* [WHAT IS ASKED]
In the entries below, identify every line with the string "shortcut" and copy it.

* [MATERIAL PROVIDED]
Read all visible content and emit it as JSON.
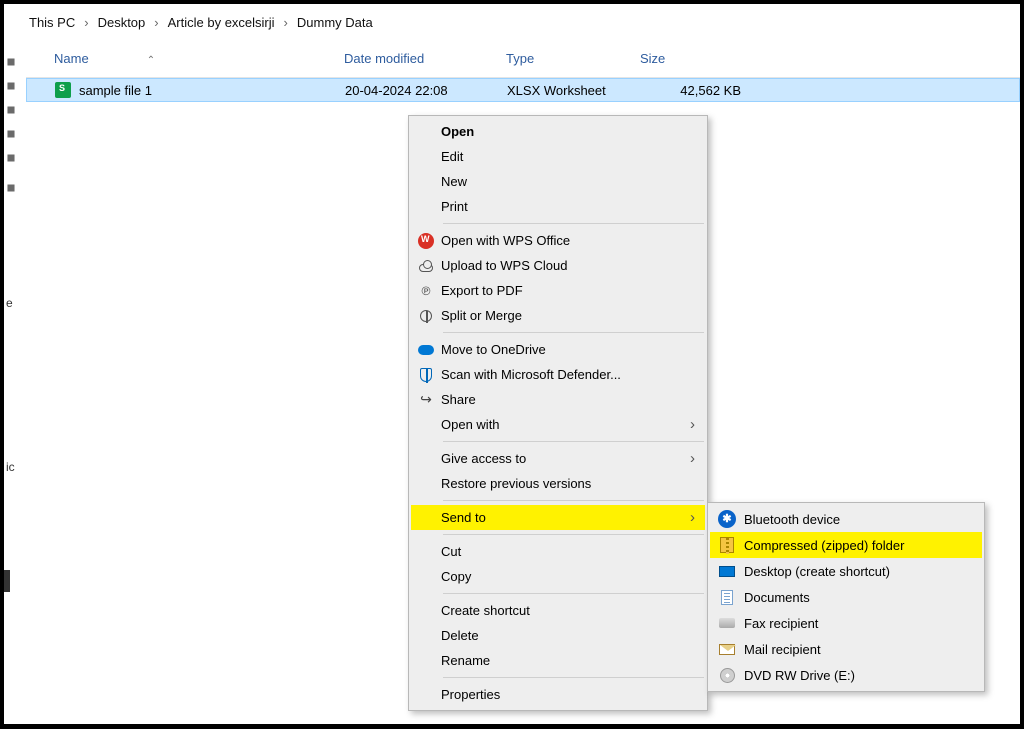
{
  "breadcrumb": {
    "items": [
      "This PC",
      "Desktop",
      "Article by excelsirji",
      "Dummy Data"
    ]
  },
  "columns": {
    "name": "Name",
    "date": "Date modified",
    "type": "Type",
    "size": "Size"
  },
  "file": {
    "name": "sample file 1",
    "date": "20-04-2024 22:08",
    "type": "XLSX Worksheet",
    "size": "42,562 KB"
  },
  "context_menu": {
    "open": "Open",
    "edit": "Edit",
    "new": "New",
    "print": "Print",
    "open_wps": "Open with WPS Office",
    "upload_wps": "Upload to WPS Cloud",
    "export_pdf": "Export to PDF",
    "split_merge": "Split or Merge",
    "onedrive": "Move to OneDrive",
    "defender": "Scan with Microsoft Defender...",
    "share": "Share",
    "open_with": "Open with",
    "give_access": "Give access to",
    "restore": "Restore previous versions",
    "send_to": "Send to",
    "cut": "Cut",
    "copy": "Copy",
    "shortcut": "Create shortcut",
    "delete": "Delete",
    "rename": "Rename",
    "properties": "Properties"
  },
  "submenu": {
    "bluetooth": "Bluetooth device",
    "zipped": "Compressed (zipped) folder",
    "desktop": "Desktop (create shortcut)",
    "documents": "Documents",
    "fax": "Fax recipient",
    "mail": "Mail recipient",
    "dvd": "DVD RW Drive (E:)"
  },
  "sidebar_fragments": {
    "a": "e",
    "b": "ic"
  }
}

* [TASK RESPONSE]
    "shortcut": "Create shortcut",
    "desktop": "Desktop (create shortcut)",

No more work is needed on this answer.